# Given request:
Using the listing below, report all lines holding the word "label".

# Listed records:
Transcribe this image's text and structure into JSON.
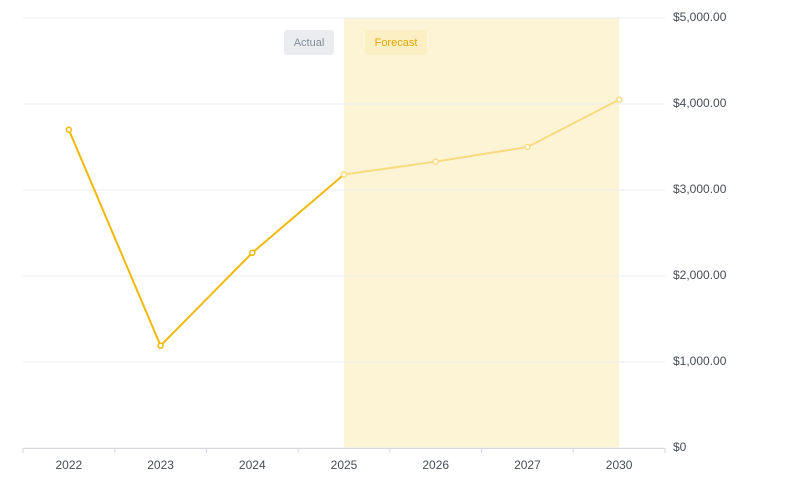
{
  "chart_data": {
    "type": "line",
    "categories": [
      "2022",
      "2023",
      "2024",
      "2025",
      "2026",
      "2027",
      "2030"
    ],
    "series": [
      {
        "name": "Actual",
        "color": "#f0b90b",
        "values": [
          3700,
          1190,
          2270,
          3180,
          null,
          null,
          null
        ]
      },
      {
        "name": "Forecast",
        "color": "#f7dc82",
        "values": [
          null,
          null,
          null,
          3180,
          3330,
          3500,
          4050
        ]
      }
    ],
    "ylim": [
      0,
      5000
    ],
    "yticks": [
      {
        "value": 0,
        "label": "$0"
      },
      {
        "value": 1000,
        "label": "$1,000.00"
      },
      {
        "value": 2000,
        "label": "$2,000.00"
      },
      {
        "value": 3000,
        "label": "$3,000.00"
      },
      {
        "value": 4000,
        "label": "$4,000.00"
      },
      {
        "value": 5000,
        "label": "$5,000.00"
      }
    ],
    "grid": true
  }
}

# Complete response:
        "label": "$0"
        "label": "$1,000.00"
        "label": "$2,000.00"
        "label": "$3,000.00"
        "label": "$4,000.00"
        "label": "$5,000.00"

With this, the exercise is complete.